**Selected passage**

History of the VOXEL-MAN Project at the University Medical Center
Hamburg-Eppendorf (UKE)


1969 First Computer at the UKE

Erster Rechner im UKE
1969: The first computer at the UKE (Digital Equipment PDP-8i) in the basement of the old surgery building

Prof. Klaus Dieter Vogt (1921-2004), head of the Clinical Chemical Laboratory and Dr. Hans Otto Wüster (1927-1985), head of Information Technology at the Deutsches Elektronen-Synchrotron DESY in Hamburg agree on a cooperative study for investigating the potential of computer application in medicine. DESY provides the first computer in the medical center for this project. The physicist Dr. Karl Heinz Höhne (*1937) and coworkers develop a system for acquisition and analysis of laboratory tests. With the system ("LABMAT", in routine use until 1974), one of the first worldwide, it is shown that the application of computers decisively improves efficiency and quality of a clinical laboratory.

Autoanalyzer in the emergency lab online to the PDP-8i computer (1971)  




1971 Computer Analysis of Scintigrams

Erster Rechner in der Nuklearmedizin   Erster Rechner in der Nuklearmedizin
Gamma camera with the monitor of the ISAAC-Systems (approx. 1971)   Wolfgang Wöllmer analyzing a brain scintigram with the
light pen (ca. 1971)

On the initiative of Dr. Dragutin Nowak the DESY working group develops together with Prof. Claus Schneider and Dr. Ricardo Montz (Department of Nuclear Medicine)) a novel system for interactive analysis of images indicating the distribution of radioactivity in the body delivered by a gamma camera (system ISAAC). For this purpose one of the first bitmap displays (64X64 pixels, 16 gray levels) is developed within the project (today one would call this a graphics card). The interaction with the system is via a "light pen". One of the successful applications is the detection of brain death. ISAAC is in routine use for 5 years until its replacement by a commercial system.

1976 Computer Analysis of Angiograms

  Das System CA-1   Das System CA-1
Functional images showing the arrival time of a shot of contrast medium.

**What is expected**
Turn the paragraph in the VOXEL-MAN history that starts "Prof. Klaus Dieter Vogt (1921-2004)" into a short bulleted list that keeps its main facts. The data that comes next is separate material, unrelated to the VOXEL-MAN history.

**Dataset entries**
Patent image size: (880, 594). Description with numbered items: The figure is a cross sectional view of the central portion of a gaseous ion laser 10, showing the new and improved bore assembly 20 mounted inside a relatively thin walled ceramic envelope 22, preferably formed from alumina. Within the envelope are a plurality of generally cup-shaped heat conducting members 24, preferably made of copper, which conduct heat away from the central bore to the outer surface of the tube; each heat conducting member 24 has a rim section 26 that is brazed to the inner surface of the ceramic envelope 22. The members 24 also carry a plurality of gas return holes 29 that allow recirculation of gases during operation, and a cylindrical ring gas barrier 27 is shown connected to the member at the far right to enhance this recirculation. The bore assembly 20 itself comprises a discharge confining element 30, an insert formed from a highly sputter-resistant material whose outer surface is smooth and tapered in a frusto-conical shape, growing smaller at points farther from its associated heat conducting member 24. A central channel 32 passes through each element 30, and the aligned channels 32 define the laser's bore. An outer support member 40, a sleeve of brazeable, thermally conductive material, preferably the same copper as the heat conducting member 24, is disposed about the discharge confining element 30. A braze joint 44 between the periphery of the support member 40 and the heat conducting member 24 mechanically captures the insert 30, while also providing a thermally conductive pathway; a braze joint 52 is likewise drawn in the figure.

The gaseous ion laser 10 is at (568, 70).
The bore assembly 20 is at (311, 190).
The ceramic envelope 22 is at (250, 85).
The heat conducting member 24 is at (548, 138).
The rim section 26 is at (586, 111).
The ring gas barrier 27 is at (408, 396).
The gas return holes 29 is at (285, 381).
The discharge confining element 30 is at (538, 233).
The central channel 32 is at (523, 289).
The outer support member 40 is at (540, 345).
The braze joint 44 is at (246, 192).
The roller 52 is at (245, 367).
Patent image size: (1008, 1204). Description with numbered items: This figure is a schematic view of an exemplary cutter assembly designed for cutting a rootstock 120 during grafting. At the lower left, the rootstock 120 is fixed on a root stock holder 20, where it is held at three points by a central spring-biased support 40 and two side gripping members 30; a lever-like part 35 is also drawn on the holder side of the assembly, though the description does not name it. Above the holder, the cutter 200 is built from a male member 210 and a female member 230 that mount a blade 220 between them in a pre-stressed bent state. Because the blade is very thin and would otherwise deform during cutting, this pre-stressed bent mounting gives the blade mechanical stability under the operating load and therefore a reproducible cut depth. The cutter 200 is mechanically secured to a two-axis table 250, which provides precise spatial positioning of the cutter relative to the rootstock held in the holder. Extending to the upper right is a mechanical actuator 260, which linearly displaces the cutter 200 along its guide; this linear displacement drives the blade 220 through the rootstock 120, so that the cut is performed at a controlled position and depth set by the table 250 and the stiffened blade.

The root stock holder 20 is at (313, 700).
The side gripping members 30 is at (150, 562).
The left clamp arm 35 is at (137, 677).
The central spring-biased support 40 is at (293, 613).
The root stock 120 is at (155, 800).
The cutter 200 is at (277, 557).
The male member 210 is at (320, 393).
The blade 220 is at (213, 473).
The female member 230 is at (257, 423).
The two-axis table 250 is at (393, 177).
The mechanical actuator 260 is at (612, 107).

**Solved problem**
- Prof. Klaus Dieter Vogt, head of the Clinical Chemical Laboratory, and Dr. Hans Otto Wüster, head of Information Technology at DESY in Hamburg, agree on a joint study of computer use in medicine.
- DESY provides the medical center's first computer for the project.
- Physicist Dr. Karl Heinz Höhne and coworkers develop a system for acquiring and analyzing laboratory tests.
- The system, LABMAT, one of the first worldwide and in routine use until 1974, shows that computers decisively improve the efficiency and quality of a clinical laboratory.